## READING TEXT
* start *

Bin width primarily controls the amount of smoothing, lots of guidance available

1. **Sturges' rule**: Optimal width of class intervals is given by
\[
\frac{R}{1+\log_2 n}
\]
where $R$ is the sample range -- Designed for data sampled from symmetric, unimodal populations
2. **Scott's Normal reference rule**: Specifies a bin width
\[
3.49\hat\sigma n^{-1/3}
\]
where $\hat \sigma$ is an estimate of the population standard deviation $\sigma$
3. **Freedman-Diaconis rule**: Specifies the bin width to be
\[
2(IQR)n^{-1/3}
\]
where the $IQR$ is the sample inter-quartile range

## Histograms

- Is learning the whole distribution non-parametrically even feasible?
- How can we measure error to deal with the bias-variance trade-off?

## Empirical CDF

- Learning the whole distribution is ***feasible***
- Something even dumber than shrinking histograms will work
- Suppose we have one-dimensional samples $x_1, \dots, x_n$ with CDF $F$
- Define the empirical cumulative distribution function on $n$ samples as 
\[
\hat{F}_n(a) = \frac{1}{n} \sum_{i=1}^{n} I(-\infty < x_i \le a)
\]
- Just the fraction of the samples which are less than or equal to $a$

## Glivenko-Cantelli theorem

- Then the ***Glivenko-Cantelli theorem*** says
\[
\max_{a} | \hat{F}_n(a) - F(a) | \to 0
\]
- So the empirical CDF converges to the true CDF ***everywhere***, i.e. the maximum gap between the two of them goes to zero
- Pitman (1979) calls this the “fundamental theorem of statistics”
- Can learn distributions just by collecting enough data

## Glivenko-Cantelli theorem

- Can we use the empirical CDF to estimate a density?
- Yes, but it's discrete and doesn't estimate a density well
- Usually we can expect to find some new samples between our old ones
- So we want a non-zero density between our observations
- Uniform distribution within each bin of a histogram doesn’t have this issue
- Can we do better?

## Error for density estimates

- Yes, but what do we mean by “better” density estimates?

* end *

## SET TASKS
A. Please return the part of the density-estimation text starting at "- Is learning" and ending at "< x_i \le a)".
B. Answer these questions from the density-estimation text:
(i) What does $R$ denote in Sturges' rule?
(ii) Who called the Glivenko-Cantelli theorem the "fundamental theorem of statistics"?
(iii) Which sample statistic does the Freedman-Diaconis rule use to specify the bin width?

## DATASET EXCERPTS

* start *

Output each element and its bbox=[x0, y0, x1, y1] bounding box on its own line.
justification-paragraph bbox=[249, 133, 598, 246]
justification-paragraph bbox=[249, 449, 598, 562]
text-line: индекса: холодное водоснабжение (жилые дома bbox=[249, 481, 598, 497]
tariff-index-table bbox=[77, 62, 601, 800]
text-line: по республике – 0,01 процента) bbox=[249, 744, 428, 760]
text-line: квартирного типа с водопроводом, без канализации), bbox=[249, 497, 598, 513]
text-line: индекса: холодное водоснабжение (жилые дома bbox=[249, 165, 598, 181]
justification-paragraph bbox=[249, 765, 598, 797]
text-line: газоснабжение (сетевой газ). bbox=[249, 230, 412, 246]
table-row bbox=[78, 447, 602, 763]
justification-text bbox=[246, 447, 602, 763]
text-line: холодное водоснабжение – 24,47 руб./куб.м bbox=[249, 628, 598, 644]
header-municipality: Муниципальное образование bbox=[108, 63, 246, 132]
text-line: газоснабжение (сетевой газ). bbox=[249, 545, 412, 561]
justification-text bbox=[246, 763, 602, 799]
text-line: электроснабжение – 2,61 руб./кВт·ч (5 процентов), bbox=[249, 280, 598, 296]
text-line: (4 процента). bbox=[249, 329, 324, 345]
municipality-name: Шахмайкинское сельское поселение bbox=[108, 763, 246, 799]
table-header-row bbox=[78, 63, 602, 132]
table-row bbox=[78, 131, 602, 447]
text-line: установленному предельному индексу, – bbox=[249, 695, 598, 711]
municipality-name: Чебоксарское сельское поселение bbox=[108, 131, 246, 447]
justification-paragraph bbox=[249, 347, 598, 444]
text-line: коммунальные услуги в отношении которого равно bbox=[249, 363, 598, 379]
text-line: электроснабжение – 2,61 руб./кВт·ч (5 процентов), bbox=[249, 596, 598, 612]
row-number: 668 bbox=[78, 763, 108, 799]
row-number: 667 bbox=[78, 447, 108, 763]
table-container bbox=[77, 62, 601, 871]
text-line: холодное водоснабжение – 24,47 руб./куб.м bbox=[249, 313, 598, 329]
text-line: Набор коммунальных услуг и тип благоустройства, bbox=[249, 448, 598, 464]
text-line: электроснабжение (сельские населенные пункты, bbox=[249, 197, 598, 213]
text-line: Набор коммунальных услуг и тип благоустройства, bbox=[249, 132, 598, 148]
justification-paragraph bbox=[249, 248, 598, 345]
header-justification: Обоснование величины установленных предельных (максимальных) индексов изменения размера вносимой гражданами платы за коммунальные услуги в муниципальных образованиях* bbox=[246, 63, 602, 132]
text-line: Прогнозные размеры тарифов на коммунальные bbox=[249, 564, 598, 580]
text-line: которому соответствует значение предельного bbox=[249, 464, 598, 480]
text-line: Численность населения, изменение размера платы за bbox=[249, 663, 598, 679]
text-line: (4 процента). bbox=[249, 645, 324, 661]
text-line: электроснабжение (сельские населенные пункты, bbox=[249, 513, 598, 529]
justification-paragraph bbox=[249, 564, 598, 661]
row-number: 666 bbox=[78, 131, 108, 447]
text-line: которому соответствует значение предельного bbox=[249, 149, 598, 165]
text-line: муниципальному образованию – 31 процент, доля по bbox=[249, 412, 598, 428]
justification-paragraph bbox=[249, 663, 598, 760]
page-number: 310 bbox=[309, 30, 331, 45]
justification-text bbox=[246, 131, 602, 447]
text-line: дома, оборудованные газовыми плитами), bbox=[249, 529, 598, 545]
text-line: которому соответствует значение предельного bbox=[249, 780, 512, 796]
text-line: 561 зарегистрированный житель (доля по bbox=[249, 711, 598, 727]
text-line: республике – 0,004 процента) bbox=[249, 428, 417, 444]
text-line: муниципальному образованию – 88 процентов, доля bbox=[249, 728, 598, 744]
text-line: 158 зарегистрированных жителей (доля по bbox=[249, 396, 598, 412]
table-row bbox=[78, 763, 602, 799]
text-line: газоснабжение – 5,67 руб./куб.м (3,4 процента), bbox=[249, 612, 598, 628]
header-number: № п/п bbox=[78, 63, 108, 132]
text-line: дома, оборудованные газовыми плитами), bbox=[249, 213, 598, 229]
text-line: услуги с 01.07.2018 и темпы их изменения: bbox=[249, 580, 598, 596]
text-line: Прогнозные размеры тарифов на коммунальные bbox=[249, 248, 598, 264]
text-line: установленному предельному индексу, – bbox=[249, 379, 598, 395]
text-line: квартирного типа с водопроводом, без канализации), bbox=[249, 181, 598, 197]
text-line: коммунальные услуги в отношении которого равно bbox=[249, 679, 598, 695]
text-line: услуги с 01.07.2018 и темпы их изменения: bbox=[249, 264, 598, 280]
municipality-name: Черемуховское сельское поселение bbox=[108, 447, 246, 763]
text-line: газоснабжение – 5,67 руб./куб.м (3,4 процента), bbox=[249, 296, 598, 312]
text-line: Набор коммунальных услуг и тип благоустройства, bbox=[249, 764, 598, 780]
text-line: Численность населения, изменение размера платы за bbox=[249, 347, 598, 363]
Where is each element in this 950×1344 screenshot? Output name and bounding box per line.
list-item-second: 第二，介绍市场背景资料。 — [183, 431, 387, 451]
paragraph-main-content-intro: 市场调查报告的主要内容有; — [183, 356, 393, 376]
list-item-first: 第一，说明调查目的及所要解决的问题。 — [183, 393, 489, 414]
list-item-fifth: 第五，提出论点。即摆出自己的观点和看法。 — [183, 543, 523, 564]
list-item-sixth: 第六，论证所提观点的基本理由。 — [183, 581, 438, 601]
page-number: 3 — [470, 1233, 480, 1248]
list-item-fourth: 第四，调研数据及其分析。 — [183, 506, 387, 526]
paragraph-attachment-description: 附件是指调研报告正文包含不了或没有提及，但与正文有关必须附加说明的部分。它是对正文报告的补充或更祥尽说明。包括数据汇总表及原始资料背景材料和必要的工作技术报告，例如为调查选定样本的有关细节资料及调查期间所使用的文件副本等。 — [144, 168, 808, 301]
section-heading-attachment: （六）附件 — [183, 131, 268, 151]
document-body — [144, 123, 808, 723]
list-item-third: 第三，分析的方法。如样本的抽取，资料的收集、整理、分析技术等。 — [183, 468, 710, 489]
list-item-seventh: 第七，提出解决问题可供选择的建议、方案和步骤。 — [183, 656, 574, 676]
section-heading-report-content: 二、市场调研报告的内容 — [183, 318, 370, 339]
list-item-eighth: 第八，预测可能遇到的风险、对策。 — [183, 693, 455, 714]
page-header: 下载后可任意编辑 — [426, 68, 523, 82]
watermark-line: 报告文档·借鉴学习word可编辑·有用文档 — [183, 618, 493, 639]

* end *

## TASK RESULTS
A.
- Is learning the whole distribution non-parametrically even feasible?
- How can we measure error to deal with the bias-variance trade-off?

## Empirical CDF

- Learning the whole distribution is ***feasible***
- Something even dumber than shrinking histograms will work
- Suppose we have one-dimensional samples $x_1, \dots, x_n$ with CDF $F$
- Define the empirical cumulative distribution function on $n$ samples as 
\[
\hat{F}_n(a) = \frac{1}{n} \sum_{i=1}^{n} I(-\infty < x_i \le a)

B.
(i) The sample range.
(ii) Pitman (1979).
(iii) The sample inter-quartile range (IQR).